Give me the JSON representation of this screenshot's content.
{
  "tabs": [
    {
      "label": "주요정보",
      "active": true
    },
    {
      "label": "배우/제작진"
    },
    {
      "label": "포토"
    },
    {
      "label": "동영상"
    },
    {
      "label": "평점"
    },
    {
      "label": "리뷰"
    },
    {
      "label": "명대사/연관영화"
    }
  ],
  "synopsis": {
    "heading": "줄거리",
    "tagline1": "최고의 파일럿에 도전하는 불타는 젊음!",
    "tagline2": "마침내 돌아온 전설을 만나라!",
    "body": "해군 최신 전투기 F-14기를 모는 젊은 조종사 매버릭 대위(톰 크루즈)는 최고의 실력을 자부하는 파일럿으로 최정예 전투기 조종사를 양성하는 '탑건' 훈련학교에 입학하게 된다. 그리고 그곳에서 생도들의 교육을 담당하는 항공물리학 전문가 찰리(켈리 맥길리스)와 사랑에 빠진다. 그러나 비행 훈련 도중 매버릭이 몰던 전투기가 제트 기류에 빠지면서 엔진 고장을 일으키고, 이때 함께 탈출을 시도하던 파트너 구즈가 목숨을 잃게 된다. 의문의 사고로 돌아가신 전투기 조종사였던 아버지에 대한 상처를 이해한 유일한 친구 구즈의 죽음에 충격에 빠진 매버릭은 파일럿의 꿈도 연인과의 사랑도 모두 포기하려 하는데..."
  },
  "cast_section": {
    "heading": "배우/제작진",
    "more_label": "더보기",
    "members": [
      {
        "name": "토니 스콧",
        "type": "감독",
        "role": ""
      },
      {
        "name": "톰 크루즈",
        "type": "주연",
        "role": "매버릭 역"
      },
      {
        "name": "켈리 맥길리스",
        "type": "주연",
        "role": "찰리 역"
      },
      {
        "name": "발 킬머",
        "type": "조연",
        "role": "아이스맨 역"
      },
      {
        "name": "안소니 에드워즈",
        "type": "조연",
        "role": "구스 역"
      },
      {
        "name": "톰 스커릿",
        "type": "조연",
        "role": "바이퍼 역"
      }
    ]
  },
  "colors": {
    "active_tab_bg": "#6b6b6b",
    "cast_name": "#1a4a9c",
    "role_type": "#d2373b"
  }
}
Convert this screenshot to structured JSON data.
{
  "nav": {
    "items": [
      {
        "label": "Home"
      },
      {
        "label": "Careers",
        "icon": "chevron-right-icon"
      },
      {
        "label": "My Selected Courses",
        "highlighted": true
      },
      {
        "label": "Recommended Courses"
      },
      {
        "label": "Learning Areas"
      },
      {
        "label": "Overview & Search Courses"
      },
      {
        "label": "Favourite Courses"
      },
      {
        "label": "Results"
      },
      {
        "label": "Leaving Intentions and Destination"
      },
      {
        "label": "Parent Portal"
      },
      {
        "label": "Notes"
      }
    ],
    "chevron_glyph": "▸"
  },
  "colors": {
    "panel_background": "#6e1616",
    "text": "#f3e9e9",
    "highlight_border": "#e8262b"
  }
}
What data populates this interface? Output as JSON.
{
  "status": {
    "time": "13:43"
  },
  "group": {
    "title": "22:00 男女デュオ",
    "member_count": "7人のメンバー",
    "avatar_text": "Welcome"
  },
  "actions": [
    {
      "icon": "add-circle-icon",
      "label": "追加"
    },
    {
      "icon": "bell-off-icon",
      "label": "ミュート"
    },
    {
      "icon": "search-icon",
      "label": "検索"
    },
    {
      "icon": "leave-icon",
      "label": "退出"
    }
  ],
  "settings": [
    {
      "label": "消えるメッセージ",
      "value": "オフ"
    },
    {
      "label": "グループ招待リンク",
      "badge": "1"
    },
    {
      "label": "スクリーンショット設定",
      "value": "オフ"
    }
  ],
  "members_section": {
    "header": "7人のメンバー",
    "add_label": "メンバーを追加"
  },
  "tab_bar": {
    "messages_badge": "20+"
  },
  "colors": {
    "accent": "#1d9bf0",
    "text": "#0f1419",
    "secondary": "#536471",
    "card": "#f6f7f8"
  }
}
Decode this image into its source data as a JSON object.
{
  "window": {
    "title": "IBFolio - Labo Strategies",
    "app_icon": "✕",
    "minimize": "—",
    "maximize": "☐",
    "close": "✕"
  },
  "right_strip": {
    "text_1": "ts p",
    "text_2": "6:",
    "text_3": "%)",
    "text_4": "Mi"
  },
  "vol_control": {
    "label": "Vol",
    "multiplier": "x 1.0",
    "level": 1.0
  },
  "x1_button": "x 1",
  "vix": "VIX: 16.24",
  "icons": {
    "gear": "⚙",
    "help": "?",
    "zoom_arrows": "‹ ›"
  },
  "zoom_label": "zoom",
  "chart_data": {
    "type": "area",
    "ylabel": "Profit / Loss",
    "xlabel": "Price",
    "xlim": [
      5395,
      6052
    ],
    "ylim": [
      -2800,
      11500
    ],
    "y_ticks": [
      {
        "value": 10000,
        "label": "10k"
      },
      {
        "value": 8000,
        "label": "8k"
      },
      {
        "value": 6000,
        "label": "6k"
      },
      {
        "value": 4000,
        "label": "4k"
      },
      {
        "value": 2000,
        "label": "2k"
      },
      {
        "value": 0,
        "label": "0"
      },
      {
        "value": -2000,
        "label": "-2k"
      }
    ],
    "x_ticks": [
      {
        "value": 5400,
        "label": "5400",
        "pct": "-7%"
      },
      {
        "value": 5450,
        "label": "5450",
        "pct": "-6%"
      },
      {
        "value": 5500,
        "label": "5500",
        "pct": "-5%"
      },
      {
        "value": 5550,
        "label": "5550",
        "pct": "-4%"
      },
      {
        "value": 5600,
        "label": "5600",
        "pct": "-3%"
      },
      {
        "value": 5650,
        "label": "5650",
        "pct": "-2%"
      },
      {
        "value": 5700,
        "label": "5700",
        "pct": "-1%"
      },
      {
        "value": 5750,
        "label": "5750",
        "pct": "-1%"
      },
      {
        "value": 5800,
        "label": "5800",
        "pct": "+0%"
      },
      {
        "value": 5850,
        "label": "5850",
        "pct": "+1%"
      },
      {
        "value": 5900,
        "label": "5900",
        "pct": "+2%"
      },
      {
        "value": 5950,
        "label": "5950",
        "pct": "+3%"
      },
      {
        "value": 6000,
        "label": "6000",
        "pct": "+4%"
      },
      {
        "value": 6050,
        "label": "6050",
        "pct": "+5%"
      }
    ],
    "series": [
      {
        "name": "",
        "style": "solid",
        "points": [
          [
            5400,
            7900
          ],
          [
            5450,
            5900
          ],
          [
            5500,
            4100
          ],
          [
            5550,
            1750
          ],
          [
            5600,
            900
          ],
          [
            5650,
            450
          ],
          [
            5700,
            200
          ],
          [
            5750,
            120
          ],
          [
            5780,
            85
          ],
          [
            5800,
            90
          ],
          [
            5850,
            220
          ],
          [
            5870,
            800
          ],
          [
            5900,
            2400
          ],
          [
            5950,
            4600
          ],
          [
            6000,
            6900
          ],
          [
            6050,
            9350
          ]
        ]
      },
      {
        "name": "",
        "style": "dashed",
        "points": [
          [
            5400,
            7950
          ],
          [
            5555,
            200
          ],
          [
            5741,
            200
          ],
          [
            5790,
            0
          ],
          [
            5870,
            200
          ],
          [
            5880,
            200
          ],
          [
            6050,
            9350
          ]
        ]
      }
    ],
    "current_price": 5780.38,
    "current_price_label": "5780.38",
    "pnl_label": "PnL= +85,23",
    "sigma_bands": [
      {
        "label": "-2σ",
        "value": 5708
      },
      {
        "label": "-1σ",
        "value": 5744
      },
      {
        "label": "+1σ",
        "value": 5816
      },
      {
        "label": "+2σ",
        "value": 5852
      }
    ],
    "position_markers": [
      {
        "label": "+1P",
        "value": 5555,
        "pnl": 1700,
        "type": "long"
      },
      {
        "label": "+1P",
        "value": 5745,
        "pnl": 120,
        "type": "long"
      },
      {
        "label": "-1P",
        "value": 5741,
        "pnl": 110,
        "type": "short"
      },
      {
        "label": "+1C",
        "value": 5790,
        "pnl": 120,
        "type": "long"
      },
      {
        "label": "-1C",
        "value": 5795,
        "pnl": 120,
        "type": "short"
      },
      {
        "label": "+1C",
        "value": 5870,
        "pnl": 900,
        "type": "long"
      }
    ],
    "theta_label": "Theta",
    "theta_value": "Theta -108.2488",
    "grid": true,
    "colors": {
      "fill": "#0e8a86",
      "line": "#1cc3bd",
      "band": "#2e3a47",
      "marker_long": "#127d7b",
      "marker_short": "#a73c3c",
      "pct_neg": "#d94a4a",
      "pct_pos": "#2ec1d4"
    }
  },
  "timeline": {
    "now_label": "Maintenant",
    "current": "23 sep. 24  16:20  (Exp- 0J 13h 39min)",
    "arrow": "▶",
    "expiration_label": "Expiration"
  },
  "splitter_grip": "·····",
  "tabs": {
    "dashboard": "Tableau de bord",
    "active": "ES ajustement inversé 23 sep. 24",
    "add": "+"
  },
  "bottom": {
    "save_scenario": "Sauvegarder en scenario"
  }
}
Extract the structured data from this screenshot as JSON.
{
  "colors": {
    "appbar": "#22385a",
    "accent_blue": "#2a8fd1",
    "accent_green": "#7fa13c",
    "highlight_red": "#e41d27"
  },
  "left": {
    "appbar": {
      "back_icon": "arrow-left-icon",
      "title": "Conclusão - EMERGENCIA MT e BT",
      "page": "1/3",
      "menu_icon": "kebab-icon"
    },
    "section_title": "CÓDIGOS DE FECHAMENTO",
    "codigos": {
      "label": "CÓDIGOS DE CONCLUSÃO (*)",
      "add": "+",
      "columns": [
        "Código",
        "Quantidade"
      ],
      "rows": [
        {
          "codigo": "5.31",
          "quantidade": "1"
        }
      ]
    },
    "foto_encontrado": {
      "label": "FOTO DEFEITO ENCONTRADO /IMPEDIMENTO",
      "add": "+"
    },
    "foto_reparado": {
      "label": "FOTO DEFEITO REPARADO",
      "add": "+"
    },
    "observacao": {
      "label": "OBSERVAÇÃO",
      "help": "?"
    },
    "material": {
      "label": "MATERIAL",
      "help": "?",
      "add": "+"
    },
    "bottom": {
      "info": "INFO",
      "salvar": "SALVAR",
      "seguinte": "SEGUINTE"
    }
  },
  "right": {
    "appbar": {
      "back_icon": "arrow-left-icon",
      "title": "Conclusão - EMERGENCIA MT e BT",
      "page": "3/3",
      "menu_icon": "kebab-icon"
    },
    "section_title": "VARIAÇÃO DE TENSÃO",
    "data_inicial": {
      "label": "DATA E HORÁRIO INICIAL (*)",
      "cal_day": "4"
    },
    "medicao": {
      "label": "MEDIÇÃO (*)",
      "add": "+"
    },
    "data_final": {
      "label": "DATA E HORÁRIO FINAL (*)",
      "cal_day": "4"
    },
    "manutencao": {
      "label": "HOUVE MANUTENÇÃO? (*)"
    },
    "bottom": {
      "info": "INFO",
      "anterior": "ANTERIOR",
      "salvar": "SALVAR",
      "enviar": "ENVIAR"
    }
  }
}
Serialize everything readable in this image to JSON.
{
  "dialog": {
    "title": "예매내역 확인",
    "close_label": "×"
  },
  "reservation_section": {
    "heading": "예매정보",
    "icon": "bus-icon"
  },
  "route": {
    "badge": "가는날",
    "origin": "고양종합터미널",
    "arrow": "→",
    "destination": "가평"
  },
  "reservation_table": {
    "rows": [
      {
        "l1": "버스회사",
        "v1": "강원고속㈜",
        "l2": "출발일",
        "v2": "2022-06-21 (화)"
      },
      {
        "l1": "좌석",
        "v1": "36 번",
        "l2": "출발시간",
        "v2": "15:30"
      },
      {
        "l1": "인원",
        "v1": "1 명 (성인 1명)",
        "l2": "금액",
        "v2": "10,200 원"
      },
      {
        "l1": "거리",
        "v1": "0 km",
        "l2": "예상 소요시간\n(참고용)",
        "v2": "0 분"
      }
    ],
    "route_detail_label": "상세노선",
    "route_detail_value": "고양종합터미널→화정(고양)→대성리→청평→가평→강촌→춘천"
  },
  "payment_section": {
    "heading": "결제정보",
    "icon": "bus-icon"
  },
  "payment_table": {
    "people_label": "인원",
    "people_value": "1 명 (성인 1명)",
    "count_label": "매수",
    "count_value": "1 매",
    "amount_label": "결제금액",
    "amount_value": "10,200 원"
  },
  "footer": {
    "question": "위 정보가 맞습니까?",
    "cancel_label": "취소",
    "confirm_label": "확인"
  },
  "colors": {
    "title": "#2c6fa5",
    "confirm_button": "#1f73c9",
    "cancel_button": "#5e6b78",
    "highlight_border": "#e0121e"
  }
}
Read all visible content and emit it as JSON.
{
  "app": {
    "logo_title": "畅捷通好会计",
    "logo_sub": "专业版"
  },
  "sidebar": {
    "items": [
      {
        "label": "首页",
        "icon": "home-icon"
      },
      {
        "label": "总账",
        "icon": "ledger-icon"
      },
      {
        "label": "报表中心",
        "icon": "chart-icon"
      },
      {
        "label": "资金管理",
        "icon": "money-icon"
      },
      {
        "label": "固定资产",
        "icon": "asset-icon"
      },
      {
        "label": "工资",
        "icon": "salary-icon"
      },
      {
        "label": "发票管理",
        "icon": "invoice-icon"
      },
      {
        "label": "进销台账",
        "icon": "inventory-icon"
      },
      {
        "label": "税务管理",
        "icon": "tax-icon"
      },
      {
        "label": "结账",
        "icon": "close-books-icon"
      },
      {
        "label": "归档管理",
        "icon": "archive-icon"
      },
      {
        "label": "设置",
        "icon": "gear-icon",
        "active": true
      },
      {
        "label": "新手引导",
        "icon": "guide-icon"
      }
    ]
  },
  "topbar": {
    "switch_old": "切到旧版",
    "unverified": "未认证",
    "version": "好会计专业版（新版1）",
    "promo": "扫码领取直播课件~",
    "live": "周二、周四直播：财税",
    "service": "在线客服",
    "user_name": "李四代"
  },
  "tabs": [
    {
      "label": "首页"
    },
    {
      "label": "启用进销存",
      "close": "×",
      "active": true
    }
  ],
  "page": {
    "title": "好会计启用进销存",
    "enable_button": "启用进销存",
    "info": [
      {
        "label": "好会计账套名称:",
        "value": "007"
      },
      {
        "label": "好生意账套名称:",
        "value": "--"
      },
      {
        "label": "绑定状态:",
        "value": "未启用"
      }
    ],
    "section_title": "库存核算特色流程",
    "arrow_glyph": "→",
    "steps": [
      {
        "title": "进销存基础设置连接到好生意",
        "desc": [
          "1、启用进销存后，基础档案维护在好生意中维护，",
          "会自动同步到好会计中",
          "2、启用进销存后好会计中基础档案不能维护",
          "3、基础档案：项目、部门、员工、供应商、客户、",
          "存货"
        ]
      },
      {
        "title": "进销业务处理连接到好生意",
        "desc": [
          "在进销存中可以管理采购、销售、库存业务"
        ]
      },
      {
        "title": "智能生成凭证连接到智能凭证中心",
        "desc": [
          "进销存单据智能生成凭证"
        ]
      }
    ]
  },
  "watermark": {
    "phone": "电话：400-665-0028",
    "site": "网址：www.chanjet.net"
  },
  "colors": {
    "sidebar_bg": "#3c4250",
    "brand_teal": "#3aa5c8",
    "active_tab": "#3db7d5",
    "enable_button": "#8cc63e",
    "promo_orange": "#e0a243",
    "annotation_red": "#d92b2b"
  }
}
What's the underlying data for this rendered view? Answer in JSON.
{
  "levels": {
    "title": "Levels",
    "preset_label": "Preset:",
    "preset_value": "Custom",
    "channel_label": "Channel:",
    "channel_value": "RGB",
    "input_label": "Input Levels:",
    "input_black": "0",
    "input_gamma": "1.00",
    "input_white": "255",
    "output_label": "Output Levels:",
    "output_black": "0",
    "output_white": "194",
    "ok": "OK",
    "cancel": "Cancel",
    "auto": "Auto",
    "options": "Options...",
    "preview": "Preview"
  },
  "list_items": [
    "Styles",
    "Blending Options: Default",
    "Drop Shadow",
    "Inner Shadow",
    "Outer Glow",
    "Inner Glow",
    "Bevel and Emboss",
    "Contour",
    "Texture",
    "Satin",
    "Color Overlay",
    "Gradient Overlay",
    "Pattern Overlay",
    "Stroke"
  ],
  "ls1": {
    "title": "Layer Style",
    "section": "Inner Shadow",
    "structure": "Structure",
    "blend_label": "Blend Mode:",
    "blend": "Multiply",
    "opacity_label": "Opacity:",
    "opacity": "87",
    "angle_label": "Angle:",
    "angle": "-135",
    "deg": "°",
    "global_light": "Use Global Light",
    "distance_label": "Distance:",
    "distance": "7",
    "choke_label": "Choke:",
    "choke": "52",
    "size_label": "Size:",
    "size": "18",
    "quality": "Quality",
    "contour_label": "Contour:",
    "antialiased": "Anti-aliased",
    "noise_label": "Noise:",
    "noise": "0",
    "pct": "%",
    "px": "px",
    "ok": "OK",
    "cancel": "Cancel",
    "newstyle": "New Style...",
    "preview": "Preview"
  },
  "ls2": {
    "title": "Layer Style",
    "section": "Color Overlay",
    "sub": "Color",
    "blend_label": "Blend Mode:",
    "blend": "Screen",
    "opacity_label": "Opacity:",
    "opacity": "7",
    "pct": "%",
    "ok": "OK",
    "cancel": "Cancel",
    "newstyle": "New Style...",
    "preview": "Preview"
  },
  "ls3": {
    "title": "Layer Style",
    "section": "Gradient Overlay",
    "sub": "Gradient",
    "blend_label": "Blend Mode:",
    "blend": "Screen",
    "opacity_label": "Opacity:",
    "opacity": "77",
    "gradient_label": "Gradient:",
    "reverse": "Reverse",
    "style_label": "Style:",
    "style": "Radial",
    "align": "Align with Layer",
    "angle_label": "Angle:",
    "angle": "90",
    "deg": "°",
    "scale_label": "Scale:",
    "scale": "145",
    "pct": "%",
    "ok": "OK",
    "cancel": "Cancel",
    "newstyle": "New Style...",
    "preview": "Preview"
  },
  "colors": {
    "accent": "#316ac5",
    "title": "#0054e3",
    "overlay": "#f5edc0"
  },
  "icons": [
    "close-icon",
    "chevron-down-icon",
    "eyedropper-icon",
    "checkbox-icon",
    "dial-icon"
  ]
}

::::::

**STATED EXERCISE**
Note every line above where the string "Courses" shows up, and copy those lines.

**PROBLEM SOLUTION**
        "label": "My Selected Courses",
        "label": "Recommended Courses"
        "label": "Overview & Search Courses"
        "label": "Favourite Courses"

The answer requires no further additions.